Sunday, July 18, 2021

 Beberapa hari lalu kami mengundang guru les bahasa Elia ke rumah. Orang Belanda berambut coklat usia 20 tahunan, sedang ambil program studi magister, tidak tanggung-tanggung sekalian 2 program master dia ambil. Anak perempuan ini memang pintar, santun dan bagus pendekatannya saat mengajar kepada anak. Karenanya sebagai bentuk terima kasih, kami undang dia untuk makan malam bersama. Di Eropa khususnya, dimana orang sangat menjungjung tinggi nilai privacy, jika ada yang mengundang kita ke rumahnya itu berarti orang itu benar-benar menyukai kita sampai mau membuka pintu rumahnya.

Data anotasi tata letak:
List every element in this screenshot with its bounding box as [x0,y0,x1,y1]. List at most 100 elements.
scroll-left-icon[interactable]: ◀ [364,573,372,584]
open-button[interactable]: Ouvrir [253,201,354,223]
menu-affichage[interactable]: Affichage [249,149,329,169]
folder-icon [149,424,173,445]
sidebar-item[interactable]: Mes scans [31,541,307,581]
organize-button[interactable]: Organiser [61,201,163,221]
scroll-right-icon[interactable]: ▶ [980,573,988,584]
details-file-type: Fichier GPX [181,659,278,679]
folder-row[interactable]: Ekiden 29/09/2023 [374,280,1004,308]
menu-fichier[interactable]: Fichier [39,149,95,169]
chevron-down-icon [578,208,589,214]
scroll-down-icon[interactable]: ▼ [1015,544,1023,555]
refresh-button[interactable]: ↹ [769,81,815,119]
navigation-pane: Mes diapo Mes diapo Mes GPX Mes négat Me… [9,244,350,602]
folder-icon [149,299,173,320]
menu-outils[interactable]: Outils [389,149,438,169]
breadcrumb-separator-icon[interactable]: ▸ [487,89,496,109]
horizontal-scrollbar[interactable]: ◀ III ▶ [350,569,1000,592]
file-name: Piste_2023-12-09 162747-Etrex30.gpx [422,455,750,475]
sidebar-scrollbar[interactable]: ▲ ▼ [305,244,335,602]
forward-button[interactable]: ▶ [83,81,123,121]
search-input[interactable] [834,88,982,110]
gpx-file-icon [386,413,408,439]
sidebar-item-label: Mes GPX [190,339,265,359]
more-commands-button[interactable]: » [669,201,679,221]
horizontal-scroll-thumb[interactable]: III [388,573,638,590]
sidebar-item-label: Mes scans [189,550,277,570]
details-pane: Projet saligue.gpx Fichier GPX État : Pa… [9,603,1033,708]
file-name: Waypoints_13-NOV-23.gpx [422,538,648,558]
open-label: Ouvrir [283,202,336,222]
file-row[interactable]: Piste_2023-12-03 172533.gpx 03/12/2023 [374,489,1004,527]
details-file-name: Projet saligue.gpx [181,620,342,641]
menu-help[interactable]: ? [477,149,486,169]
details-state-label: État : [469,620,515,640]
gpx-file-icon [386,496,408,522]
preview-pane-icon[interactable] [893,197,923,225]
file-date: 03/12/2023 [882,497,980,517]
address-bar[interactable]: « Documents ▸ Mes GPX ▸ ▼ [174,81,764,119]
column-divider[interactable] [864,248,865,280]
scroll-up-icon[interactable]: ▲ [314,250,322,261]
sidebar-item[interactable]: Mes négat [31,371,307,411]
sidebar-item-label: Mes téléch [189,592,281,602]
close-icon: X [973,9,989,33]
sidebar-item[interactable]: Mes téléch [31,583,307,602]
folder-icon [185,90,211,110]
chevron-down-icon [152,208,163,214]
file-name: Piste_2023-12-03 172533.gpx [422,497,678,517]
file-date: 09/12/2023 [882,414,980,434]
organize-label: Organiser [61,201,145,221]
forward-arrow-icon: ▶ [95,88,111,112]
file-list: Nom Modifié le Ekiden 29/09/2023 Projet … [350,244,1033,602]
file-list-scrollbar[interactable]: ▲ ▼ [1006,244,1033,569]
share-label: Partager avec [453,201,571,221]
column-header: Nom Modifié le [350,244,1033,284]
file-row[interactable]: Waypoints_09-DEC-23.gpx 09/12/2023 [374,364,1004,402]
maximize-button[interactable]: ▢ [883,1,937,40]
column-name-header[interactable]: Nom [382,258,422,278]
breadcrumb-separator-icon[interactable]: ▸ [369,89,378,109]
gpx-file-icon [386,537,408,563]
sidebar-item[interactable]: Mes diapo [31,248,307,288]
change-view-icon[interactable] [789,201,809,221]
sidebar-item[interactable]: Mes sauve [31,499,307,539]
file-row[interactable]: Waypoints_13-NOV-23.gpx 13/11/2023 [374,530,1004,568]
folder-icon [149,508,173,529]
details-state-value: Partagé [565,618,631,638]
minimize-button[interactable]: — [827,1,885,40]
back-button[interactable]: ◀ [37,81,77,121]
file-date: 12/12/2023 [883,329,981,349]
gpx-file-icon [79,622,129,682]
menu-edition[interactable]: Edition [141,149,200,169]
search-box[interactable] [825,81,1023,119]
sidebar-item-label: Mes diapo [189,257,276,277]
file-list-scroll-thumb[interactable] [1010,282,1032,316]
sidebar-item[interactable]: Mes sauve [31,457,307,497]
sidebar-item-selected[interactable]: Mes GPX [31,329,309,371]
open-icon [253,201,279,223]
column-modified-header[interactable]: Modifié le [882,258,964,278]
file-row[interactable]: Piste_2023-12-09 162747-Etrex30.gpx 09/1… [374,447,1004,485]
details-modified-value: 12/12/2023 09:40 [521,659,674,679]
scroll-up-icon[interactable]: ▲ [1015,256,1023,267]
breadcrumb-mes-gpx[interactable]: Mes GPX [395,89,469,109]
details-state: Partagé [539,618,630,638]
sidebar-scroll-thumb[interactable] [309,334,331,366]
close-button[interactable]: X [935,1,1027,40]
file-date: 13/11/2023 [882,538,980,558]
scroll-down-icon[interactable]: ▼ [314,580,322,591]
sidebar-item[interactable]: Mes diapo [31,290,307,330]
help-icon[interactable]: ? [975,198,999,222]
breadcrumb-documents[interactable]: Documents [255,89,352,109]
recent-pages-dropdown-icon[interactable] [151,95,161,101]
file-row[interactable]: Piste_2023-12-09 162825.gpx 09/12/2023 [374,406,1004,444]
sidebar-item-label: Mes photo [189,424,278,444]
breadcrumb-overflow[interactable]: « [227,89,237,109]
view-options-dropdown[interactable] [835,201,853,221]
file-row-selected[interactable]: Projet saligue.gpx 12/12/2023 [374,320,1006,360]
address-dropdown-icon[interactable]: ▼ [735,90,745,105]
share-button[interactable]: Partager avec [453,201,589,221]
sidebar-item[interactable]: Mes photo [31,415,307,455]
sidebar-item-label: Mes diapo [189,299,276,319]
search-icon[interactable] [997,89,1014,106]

* TUJUAN LATIHAN *
Tampilkan ulang seluruh kutipan teks di atas tentang guru les bahasa Elia tanpa mengubah satu kata pun.

* JAWABAN LATIHAN *
Sunday, July 18, 2021

 Beberapa hari lalu kami mengundang guru les bahasa Elia ke rumah. Orang Belanda berambut coklat usia 20 tahunan, sedang ambil program studi magister, tidak tanggung-tanggung sekalian 2 program master dia ambil. Anak perempuan ini memang pintar, santun dan bagus pendekatannya saat mengajar kepada anak. Karenanya sebagai bentuk terima kasih, kami undang dia untuk makan malam bersama. Di Eropa khususnya, dimana orang sangat menjungjung tinggi nilai privacy, jika ada yang mengundang kita ke rumahnya itu berarti orang itu benar-benar menyukai kita sampai mau membuka pintu rumahnya.